Written task
Check every line of the data below for the string "United", and copy the ones that hold it.

----- Provided data -----

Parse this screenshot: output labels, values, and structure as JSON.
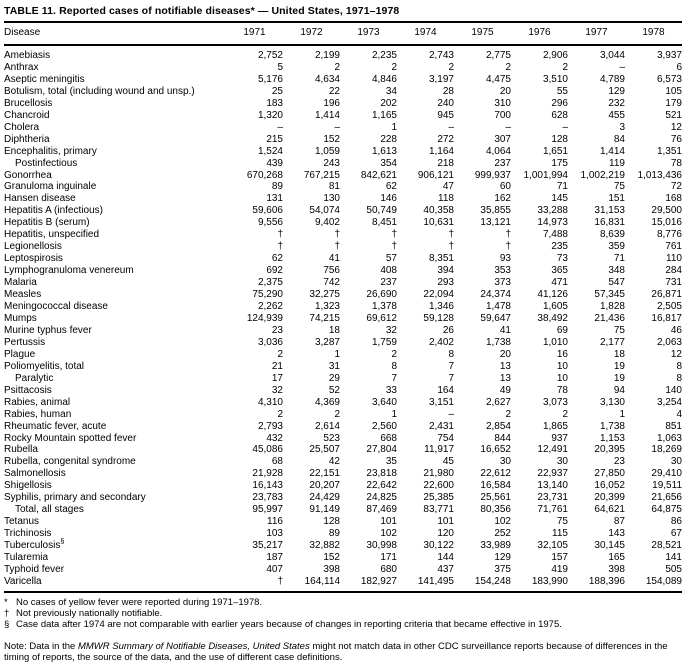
{
  "page": {
    "title": "TABLE 11.  Reported cases of notifiable diseases* — United States, 1971–1978"
  },
  "table": {
    "columns": [
      "Disease",
      "1971",
      "1972",
      "1973",
      "1974",
      "1975",
      "1976",
      "1977",
      "1978"
    ],
    "rows": [
      {
        "disease": "Amebiasis",
        "values": [
          "2,752",
          "2,199",
          "2,235",
          "2,743",
          "2,775",
          "2,906",
          "3,044",
          "3,937"
        ]
      },
      {
        "disease": "Anthrax",
        "values": [
          "5",
          "2",
          "2",
          "2",
          "2",
          "2",
          "–",
          "6"
        ]
      },
      {
        "disease": "Aseptic meningitis",
        "values": [
          "5,176",
          "4,634",
          "4,846",
          "3,197",
          "4,475",
          "3,510",
          "4,789",
          "6,573"
        ]
      },
      {
        "disease": "Botulism, total (including wound and unsp.)",
        "values": [
          "25",
          "22",
          "34",
          "28",
          "20",
          "55",
          "129",
          "105"
        ]
      },
      {
        "disease": "Brucellosis",
        "values": [
          "183",
          "196",
          "202",
          "240",
          "310",
          "296",
          "232",
          "179"
        ]
      },
      {
        "disease": "Chancroid",
        "values": [
          "1,320",
          "1,414",
          "1,165",
          "945",
          "700",
          "628",
          "455",
          "521"
        ]
      },
      {
        "disease": "Cholera",
        "values": [
          "–",
          "–",
          "1",
          "–",
          "–",
          "–",
          "3",
          "12"
        ]
      },
      {
        "disease": "Diphtheria",
        "values": [
          "215",
          "152",
          "228",
          "272",
          "307",
          "128",
          "84",
          "76"
        ]
      },
      {
        "disease": "Encephalitis, primary",
        "values": [
          "1,524",
          "1,059",
          "1,613",
          "1,164",
          "4,064",
          "1,651",
          "1,414",
          "1,351"
        ]
      },
      {
        "disease": "Postinfectious",
        "indent": true,
        "values": [
          "439",
          "243",
          "354",
          "218",
          "237",
          "175",
          "119",
          "78"
        ]
      },
      {
        "disease": "Gonorrhea",
        "values": [
          "670,268",
          "767,215",
          "842,621",
          "906,121",
          "999,937",
          "1,001,994",
          "1,002,219",
          "1,013,436"
        ]
      },
      {
        "disease": "Granuloma inguinale",
        "values": [
          "89",
          "81",
          "62",
          "47",
          "60",
          "71",
          "75",
          "72"
        ]
      },
      {
        "disease": "Hansen disease",
        "values": [
          "131",
          "130",
          "146",
          "118",
          "162",
          "145",
          "151",
          "168"
        ]
      },
      {
        "disease": "Hepatitis A (infectious)",
        "values": [
          "59,606",
          "54,074",
          "50,749",
          "40,358",
          "35,855",
          "33,288",
          "31,153",
          "29,500"
        ]
      },
      {
        "disease": "Hepatitis B (serum)",
        "values": [
          "9,556",
          "9,402",
          "8,451",
          "10,631",
          "13,121",
          "14,973",
          "16,831",
          "15,016"
        ]
      },
      {
        "disease": "Hepatitis, unspecified",
        "values": [
          "†",
          "†",
          "†",
          "†",
          "†",
          "7,488",
          "8,639",
          "8,776"
        ]
      },
      {
        "disease": "Legionellosis",
        "values": [
          "†",
          "†",
          "†",
          "†",
          "†",
          "235",
          "359",
          "761"
        ]
      },
      {
        "disease": "Leptospirosis",
        "values": [
          "62",
          "41",
          "57",
          "8,351",
          "93",
          "73",
          "71",
          "110"
        ]
      },
      {
        "disease": "Lymphogranuloma venereum",
        "values": [
          "692",
          "756",
          "408",
          "394",
          "353",
          "365",
          "348",
          "284"
        ]
      },
      {
        "disease": "Malaria",
        "values": [
          "2,375",
          "742",
          "237",
          "293",
          "373",
          "471",
          "547",
          "731"
        ]
      },
      {
        "disease": "Measles",
        "values": [
          "75,290",
          "32,275",
          "26,690",
          "22,094",
          "24,374",
          "41,126",
          "57,345",
          "26,871"
        ]
      },
      {
        "disease": "Meningococcal disease",
        "values": [
          "2,262",
          "1,323",
          "1,378",
          "1,346",
          "1,478",
          "1,605",
          "1,828",
          "2,505"
        ]
      },
      {
        "disease": "Mumps",
        "values": [
          "124,939",
          "74,215",
          "69,612",
          "59,128",
          "59,647",
          "38,492",
          "21,436",
          "16,817"
        ]
      },
      {
        "disease": "Murine typhus fever",
        "values": [
          "23",
          "18",
          "32",
          "26",
          "41",
          "69",
          "75",
          "46"
        ]
      },
      {
        "disease": "Pertussis",
        "values": [
          "3,036",
          "3,287",
          "1,759",
          "2,402",
          "1,738",
          "1,010",
          "2,177",
          "2,063"
        ]
      },
      {
        "disease": "Plague",
        "values": [
          "2",
          "1",
          "2",
          "8",
          "20",
          "16",
          "18",
          "12"
        ]
      },
      {
        "disease": "Poliomyelitis, total",
        "values": [
          "21",
          "31",
          "8",
          "7",
          "13",
          "10",
          "19",
          "8"
        ]
      },
      {
        "disease": "Paralytic",
        "indent": true,
        "values": [
          "17",
          "29",
          "7",
          "7",
          "13",
          "10",
          "19",
          "8"
        ]
      },
      {
        "disease": "Psittacosis",
        "values": [
          "32",
          "52",
          "33",
          "164",
          "49",
          "78",
          "94",
          "140"
        ]
      },
      {
        "disease": "Rabies, animal",
        "values": [
          "4,310",
          "4,369",
          "3,640",
          "3,151",
          "2,627",
          "3,073",
          "3,130",
          "3,254"
        ]
      },
      {
        "disease": "Rabies, human",
        "values": [
          "2",
          "2",
          "1",
          "–",
          "2",
          "2",
          "1",
          "4"
        ]
      },
      {
        "disease": "Rheumatic fever, acute",
        "values": [
          "2,793",
          "2,614",
          "2,560",
          "2,431",
          "2,854",
          "1,865",
          "1,738",
          "851"
        ]
      },
      {
        "disease": "Rocky Mountain spotted fever",
        "values": [
          "432",
          "523",
          "668",
          "754",
          "844",
          "937",
          "1,153",
          "1,063"
        ]
      },
      {
        "disease": "Rubella",
        "values": [
          "45,086",
          "25,507",
          "27,804",
          "11,917",
          "16,652",
          "12,491",
          "20,395",
          "18,269"
        ]
      },
      {
        "disease": "Rubella, congenital syndrome",
        "values": [
          "68",
          "42",
          "35",
          "45",
          "30",
          "30",
          "23",
          "30"
        ]
      },
      {
        "disease": "Salmonellosis",
        "values": [
          "21,928",
          "22,151",
          "23,818",
          "21,980",
          "22,612",
          "22,937",
          "27,850",
          "29,410"
        ]
      },
      {
        "disease": "Shigellosis",
        "values": [
          "16,143",
          "20,207",
          "22,642",
          "22,600",
          "16,584",
          "13,140",
          "16,052",
          "19,511"
        ]
      },
      {
        "disease": "Syphilis, primary and secondary",
        "values": [
          "23,783",
          "24,429",
          "24,825",
          "25,385",
          "25,561",
          "23,731",
          "20,399",
          "21,656"
        ]
      },
      {
        "disease": "Total, all stages",
        "indent": true,
        "values": [
          "95,997",
          "91,149",
          "87,469",
          "83,771",
          "80,356",
          "71,761",
          "64,621",
          "64,875"
        ]
      },
      {
        "disease": "Tetanus",
        "values": [
          "116",
          "128",
          "101",
          "101",
          "102",
          "75",
          "87",
          "86"
        ]
      },
      {
        "disease": "Trichinosis",
        "values": [
          "103",
          "89",
          "102",
          "120",
          "252",
          "115",
          "143",
          "67"
        ]
      },
      {
        "disease": "Tuberculosis",
        "sup": "§",
        "values": [
          "35,217",
          "32,882",
          "30,998",
          "30,122",
          "33,989",
          "32,105",
          "30,145",
          "28,521"
        ]
      },
      {
        "disease": "Tularemia",
        "values": [
          "187",
          "152",
          "171",
          "144",
          "129",
          "157",
          "165",
          "141"
        ]
      },
      {
        "disease": "Typhoid fever",
        "values": [
          "407",
          "398",
          "680",
          "437",
          "375",
          "419",
          "398",
          "505"
        ]
      },
      {
        "disease": "Varicella",
        "values": [
          "†",
          "164,114",
          "182,927",
          "141,495",
          "154,248",
          "183,990",
          "188,396",
          "154,089"
        ]
      }
    ]
  },
  "footnotes": [
    {
      "marker": "*",
      "text": "No cases of yellow fever were reported during 1971–1978."
    },
    {
      "marker": "†",
      "text": "Not previously nationally notifiable."
    },
    {
      "marker": "§",
      "text": "Case data after 1974 are not comparable with earlier years because of changes in reporting criteria that became effective in 1975."
    }
  ],
  "note": {
    "prefix": "Note: Data in the ",
    "italic": "MMWR Summary of Notifiable Diseases, United States",
    "suffix": " might not match data in other CDC surveillance reports because of differences in the timing of reports, the source of the data, and the use of different case definitions."
  }
}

-----

Response to this task
    "title": "TABLE 11.  Reported cases of notifiable diseases* — United States, 1971–1978"
    "italic": "MMWR Summary of Notifiable Diseases, United States",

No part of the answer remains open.